Dataset items
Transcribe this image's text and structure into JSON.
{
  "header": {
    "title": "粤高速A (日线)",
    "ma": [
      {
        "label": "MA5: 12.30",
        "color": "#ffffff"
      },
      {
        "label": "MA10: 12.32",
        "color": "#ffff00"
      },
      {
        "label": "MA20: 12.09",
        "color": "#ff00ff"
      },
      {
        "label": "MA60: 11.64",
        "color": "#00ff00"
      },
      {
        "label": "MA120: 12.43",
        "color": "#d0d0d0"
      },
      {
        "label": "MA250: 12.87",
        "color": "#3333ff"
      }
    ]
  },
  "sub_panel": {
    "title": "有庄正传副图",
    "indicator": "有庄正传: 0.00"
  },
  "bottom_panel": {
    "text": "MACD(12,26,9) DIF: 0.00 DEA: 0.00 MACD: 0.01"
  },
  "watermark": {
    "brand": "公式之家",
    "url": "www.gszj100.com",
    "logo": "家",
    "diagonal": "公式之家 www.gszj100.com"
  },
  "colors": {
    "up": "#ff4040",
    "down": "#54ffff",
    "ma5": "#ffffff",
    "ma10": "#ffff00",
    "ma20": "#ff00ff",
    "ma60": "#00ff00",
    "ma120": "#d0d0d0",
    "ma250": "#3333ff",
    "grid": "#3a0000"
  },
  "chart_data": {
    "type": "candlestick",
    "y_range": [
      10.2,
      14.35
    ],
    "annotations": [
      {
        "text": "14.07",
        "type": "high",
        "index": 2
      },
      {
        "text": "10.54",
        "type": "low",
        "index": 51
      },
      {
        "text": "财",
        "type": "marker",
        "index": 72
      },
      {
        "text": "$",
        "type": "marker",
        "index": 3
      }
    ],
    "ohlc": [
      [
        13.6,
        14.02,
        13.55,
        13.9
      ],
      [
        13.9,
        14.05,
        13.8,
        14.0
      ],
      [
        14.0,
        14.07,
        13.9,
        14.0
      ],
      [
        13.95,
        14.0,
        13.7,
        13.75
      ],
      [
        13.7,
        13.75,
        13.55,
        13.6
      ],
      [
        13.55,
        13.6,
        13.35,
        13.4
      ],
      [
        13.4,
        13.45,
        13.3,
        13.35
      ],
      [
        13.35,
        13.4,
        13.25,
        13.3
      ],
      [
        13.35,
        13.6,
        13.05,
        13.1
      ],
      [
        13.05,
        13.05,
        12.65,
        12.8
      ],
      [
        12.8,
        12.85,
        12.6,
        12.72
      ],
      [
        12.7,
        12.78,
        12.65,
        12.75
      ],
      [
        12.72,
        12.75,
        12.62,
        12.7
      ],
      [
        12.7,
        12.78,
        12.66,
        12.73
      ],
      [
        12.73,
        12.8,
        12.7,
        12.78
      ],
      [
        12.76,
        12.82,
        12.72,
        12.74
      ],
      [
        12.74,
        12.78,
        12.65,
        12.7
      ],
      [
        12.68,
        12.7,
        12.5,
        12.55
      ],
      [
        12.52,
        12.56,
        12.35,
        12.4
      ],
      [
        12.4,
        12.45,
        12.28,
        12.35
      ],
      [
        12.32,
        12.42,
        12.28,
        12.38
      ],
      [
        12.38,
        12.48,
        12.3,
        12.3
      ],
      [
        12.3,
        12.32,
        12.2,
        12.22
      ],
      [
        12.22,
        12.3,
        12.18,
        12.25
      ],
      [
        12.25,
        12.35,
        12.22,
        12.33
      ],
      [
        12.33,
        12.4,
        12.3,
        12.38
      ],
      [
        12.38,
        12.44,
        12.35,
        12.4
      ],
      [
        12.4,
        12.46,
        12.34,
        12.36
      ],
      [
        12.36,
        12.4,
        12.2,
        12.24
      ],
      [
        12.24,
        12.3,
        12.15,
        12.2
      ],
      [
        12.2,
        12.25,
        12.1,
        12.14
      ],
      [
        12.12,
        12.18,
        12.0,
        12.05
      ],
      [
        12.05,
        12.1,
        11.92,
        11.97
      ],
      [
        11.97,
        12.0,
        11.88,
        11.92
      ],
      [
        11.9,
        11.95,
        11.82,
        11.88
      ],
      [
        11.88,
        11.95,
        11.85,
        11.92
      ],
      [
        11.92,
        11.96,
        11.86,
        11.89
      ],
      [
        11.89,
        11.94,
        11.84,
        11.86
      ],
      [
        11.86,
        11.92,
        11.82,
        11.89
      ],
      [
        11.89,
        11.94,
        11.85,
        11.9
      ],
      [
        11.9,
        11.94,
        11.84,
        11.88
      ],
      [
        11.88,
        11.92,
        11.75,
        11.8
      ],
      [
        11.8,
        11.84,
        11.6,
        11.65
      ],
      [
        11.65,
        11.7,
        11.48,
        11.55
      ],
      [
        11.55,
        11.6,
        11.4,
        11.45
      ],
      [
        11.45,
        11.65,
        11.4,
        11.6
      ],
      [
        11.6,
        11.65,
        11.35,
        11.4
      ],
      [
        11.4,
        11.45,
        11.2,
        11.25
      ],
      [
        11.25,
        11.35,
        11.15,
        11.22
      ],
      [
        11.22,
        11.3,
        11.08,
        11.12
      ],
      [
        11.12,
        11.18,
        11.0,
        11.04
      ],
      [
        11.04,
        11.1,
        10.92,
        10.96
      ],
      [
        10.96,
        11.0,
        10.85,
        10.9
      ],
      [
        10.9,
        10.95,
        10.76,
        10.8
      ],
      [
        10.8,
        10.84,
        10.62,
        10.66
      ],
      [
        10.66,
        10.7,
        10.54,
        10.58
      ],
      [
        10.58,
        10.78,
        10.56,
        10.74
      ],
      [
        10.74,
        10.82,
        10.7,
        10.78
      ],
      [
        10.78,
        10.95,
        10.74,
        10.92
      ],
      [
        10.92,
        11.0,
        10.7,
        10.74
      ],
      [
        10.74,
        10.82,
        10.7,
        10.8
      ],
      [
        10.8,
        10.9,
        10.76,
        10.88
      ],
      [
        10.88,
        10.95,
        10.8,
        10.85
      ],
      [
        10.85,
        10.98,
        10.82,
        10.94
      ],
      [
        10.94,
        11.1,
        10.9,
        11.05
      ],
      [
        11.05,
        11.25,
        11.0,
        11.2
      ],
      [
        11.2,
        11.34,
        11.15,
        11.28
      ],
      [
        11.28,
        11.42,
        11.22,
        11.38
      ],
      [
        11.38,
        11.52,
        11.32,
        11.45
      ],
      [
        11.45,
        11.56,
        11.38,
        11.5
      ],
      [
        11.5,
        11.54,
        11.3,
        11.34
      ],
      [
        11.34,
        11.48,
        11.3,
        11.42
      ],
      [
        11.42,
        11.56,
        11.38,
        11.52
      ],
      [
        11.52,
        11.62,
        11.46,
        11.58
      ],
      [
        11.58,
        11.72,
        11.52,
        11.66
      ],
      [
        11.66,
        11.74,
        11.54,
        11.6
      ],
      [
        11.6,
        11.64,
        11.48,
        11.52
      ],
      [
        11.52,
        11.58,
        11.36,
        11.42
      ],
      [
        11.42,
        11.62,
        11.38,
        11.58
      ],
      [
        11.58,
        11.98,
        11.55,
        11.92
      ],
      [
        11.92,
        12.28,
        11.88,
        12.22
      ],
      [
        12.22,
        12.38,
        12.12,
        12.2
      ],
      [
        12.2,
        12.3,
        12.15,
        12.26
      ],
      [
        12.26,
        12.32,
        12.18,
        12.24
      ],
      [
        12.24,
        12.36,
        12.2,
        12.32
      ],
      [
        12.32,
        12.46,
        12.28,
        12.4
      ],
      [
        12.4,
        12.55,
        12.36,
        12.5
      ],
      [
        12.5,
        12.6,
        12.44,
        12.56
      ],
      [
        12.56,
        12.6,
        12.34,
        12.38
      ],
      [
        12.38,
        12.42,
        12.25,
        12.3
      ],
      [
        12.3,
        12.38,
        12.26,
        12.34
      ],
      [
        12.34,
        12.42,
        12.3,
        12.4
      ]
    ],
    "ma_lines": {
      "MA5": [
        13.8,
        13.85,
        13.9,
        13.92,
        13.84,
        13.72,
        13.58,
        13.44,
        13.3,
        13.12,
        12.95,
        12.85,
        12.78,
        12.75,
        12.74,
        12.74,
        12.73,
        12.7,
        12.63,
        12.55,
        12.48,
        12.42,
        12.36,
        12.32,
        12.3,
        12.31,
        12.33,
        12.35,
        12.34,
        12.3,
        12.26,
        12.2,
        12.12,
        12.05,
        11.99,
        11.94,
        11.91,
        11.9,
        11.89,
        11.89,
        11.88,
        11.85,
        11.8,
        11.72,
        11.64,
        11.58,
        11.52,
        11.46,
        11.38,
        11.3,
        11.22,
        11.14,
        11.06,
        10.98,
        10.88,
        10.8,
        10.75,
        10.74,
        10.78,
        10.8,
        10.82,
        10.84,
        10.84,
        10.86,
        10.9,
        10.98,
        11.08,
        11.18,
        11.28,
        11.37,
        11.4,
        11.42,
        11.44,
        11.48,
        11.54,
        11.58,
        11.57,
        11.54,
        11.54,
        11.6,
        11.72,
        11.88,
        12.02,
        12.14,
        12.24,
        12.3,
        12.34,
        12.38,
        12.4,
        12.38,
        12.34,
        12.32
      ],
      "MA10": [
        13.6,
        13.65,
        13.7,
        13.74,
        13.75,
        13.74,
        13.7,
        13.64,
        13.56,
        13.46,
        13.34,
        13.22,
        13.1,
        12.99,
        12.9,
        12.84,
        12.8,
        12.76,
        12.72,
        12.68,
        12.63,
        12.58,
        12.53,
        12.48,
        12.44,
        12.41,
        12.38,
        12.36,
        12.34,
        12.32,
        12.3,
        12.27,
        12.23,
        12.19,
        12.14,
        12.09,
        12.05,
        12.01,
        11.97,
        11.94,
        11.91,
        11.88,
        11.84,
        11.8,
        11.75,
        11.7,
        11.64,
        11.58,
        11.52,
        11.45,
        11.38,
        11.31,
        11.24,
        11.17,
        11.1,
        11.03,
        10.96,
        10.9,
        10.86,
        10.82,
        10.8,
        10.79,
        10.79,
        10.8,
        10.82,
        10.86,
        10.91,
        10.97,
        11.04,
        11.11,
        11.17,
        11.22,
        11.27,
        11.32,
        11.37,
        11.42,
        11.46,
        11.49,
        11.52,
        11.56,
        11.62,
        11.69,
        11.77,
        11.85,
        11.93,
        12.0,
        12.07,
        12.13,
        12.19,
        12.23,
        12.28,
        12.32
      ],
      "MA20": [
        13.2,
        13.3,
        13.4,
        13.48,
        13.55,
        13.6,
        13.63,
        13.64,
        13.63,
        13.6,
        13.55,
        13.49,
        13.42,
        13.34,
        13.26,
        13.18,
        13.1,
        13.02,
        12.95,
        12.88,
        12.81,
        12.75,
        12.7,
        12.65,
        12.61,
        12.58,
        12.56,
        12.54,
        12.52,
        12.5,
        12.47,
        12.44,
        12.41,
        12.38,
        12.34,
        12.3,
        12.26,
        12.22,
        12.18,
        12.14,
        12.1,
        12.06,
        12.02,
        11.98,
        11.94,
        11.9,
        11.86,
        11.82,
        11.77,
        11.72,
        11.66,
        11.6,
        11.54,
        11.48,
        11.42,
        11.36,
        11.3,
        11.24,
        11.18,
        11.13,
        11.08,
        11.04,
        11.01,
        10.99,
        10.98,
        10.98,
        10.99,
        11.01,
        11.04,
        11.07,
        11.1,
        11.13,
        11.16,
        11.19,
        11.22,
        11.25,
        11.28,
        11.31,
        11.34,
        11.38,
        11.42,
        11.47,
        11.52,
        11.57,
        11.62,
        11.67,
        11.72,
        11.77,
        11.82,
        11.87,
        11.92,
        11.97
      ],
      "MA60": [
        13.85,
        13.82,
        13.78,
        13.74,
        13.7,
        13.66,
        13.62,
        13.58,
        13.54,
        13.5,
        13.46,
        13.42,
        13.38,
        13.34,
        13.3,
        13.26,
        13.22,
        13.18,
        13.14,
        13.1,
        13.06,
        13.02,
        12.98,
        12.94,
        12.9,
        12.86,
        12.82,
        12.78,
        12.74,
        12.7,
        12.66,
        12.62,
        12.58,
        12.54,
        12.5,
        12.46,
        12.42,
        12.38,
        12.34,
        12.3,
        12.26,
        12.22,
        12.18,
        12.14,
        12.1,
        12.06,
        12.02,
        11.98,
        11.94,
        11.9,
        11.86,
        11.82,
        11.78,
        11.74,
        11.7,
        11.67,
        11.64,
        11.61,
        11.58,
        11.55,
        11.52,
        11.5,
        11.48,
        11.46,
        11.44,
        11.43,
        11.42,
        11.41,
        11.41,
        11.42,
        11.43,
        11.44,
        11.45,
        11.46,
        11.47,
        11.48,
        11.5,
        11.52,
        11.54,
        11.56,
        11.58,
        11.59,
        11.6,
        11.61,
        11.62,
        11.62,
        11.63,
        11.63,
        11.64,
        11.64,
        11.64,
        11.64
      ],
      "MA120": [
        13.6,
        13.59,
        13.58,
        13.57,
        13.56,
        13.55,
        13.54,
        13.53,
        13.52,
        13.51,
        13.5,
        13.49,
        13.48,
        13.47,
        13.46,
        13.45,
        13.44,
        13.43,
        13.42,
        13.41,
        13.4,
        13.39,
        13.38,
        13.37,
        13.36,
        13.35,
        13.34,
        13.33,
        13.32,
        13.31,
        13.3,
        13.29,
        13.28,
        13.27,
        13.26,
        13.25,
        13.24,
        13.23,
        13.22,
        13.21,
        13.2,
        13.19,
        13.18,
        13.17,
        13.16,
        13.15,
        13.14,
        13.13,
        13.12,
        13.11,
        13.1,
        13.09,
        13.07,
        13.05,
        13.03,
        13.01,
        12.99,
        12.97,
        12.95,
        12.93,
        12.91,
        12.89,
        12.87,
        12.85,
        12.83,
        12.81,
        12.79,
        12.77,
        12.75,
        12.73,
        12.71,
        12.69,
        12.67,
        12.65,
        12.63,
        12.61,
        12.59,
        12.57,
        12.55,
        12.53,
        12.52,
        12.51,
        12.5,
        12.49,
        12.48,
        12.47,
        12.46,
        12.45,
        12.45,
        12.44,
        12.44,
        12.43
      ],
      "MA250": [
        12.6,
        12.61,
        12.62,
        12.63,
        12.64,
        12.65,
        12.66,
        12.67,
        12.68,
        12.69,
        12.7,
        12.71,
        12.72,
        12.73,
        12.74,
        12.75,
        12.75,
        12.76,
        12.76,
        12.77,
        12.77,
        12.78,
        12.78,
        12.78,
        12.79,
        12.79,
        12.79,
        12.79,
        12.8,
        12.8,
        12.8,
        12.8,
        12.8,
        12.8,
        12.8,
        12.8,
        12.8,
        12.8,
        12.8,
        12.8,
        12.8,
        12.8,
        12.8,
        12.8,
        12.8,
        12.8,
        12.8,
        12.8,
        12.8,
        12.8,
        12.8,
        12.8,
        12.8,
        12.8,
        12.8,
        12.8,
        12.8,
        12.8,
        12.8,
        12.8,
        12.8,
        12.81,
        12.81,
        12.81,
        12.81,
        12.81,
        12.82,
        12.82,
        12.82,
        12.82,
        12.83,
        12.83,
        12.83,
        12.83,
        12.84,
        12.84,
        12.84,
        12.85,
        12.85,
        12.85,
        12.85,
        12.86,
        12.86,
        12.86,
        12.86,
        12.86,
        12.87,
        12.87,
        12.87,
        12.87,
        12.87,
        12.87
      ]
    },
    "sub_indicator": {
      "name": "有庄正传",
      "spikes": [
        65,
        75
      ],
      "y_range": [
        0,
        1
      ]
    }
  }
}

- _Brief_
Every line holding "text" should be copied out.

- _Task answer_
Transcribe this image's text and structure into JSON.
    "text": "MACD(12,26,9) DIF: 0.00 DEA: 0.00 MACD: 0.01"
        "text": "14.07",
        "text": "10.54",
        "text": "财",
        "text": "$",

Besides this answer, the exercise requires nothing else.